:: Data shown ::

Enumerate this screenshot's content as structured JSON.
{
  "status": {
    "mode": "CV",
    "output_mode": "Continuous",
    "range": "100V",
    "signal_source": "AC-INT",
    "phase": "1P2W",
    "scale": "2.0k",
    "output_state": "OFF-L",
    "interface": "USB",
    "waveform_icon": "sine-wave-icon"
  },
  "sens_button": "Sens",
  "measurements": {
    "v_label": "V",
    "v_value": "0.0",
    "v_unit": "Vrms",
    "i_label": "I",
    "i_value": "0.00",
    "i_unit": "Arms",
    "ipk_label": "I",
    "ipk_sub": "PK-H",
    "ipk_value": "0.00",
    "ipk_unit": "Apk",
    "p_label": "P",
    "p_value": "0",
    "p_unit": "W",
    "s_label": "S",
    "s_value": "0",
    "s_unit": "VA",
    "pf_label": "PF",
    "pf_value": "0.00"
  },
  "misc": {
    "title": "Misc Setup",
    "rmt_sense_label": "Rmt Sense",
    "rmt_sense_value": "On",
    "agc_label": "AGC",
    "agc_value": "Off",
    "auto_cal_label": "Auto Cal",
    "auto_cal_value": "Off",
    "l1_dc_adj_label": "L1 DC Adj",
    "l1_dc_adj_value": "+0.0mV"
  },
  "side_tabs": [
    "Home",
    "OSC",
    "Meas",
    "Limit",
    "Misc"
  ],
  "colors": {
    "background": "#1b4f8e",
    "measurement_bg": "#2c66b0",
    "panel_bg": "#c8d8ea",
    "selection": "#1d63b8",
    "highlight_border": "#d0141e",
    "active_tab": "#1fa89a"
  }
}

:: Stated goal ::
Repeat all the records. Match each line exactly.

:: Exercise answer ::
Enumerate this screenshot's content as structured JSON.
{
  "status": {
    "mode": "CV",
    "output_mode": "Continuous",
    "range": "100V",
    "signal_source": "AC-INT",
    "phase": "1P2W",
    "scale": "2.0k",
    "output_state": "OFF-L",
    "interface": "USB",
    "waveform_icon": "sine-wave-icon"
  },
  "sens_button": "Sens",
  "measurements": {
    "v_label": "V",
    "v_value": "0.0",
    "v_unit": "Vrms",
    "i_label": "I",
    "i_value": "0.00",
    "i_unit": "Arms",
    "ipk_label": "I",
    "ipk_sub": "PK-H",
    "ipk_value": "0.00",
    "ipk_unit": "Apk",
    "p_label": "P",
    "p_value": "0",
    "p_unit": "W",
    "s_label": "S",
    "s_value": "0",
    "s_unit": "VA",
    "pf_label": "PF",
    "pf_value": "0.00"
  },
  "misc": {
    "title": "Misc Setup",
    "rmt_sense_label": "Rmt Sense",
    "rmt_sense_value": "On",
    "agc_label": "AGC",
    "agc_value": "Off",
    "auto_cal_label": "Auto Cal",
    "auto_cal_value": "Off",
    "l1_dc_adj_label": "L1 DC Adj",
    "l1_dc_adj_value": "+0.0mV"
  },
  "side_tabs": [
    "Home",
    "OSC",
    "Meas",
    "Limit",
    "Misc"
  ],
  "colors": {
    "background": "#1b4f8e",
    "measurement_bg": "#2c66b0",
    "panel_bg": "#c8d8ea",
    "selection": "#1d63b8",
    "highlight_border": "#d0141e",
    "active_tab": "#1fa89a"
  }
}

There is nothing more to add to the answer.